Go through the records underneath and write each one out again exactly.

......

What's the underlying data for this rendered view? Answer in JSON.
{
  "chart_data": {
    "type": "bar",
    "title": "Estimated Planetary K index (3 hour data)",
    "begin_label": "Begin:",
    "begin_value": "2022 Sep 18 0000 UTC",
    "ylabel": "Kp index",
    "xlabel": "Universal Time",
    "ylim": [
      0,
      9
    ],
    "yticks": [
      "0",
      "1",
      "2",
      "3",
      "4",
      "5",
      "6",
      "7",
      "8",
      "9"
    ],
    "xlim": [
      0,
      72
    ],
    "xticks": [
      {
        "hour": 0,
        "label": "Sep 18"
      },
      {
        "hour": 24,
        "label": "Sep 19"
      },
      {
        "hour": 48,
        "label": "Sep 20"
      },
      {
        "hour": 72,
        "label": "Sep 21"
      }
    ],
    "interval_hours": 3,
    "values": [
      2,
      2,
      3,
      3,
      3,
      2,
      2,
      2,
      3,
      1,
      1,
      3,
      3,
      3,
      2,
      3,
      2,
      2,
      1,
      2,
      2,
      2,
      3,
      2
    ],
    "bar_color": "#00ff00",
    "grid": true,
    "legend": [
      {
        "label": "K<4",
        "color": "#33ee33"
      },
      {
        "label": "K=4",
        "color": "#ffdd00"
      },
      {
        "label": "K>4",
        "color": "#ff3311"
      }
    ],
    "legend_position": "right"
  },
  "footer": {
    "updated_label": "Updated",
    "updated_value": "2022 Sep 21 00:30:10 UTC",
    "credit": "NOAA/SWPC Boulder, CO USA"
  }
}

......

Result of this task —
What's the underlying data for this rendered view? Answer in JSON.
{
  "chart_data": {
    "type": "bar",
    "title": "Estimated Planetary K index (3 hour data)",
    "begin_label": "Begin:",
    "begin_value": "2022 Sep 18 0000 UTC",
    "ylabel": "Kp index",
    "xlabel": "Universal Time",
    "ylim": [
      0,
      9
    ],
    "yticks": [
      "0",
      "1",
      "2",
      "3",
      "4",
      "5",
      "6",
      "7",
      "8",
      "9"
    ],
    "xlim": [
      0,
      72
    ],
    "xticks": [
      {
        "hour": 0,
        "label": "Sep 18"
      },
      {
        "hour": 24,
        "label": "Sep 19"
      },
      {
        "hour": 48,
        "label": "Sep 20"
      },
      {
        "hour": 72,
        "label": "Sep 21"
      }
    ],
    "interval_hours": 3,
    "values": [
      2,
      2,
      3,
      3,
      3,
      2,
      2,
      2,
      3,
      1,
      1,
      3,
      3,
      3,
      2,
      3,
      2,
      2,
      1,
      2,
      2,
      2,
      3,
      2
    ],
    "bar_color": "#00ff00",
    "grid": true,
    "legend": [
      {
        "label": "K<4",
        "color": "#33ee33"
      },
      {
        "label": "K=4",
        "color": "#ffdd00"
      },
      {
        "label": "K>4",
        "color": "#ff3311"
      }
    ],
    "legend_position": "right"
  },
  "footer": {
    "updated_label": "Updated",
    "updated_value": "2022 Sep 21 00:30:10 UTC",
    "credit": "NOAA/SWPC Boulder, CO USA"
  }
}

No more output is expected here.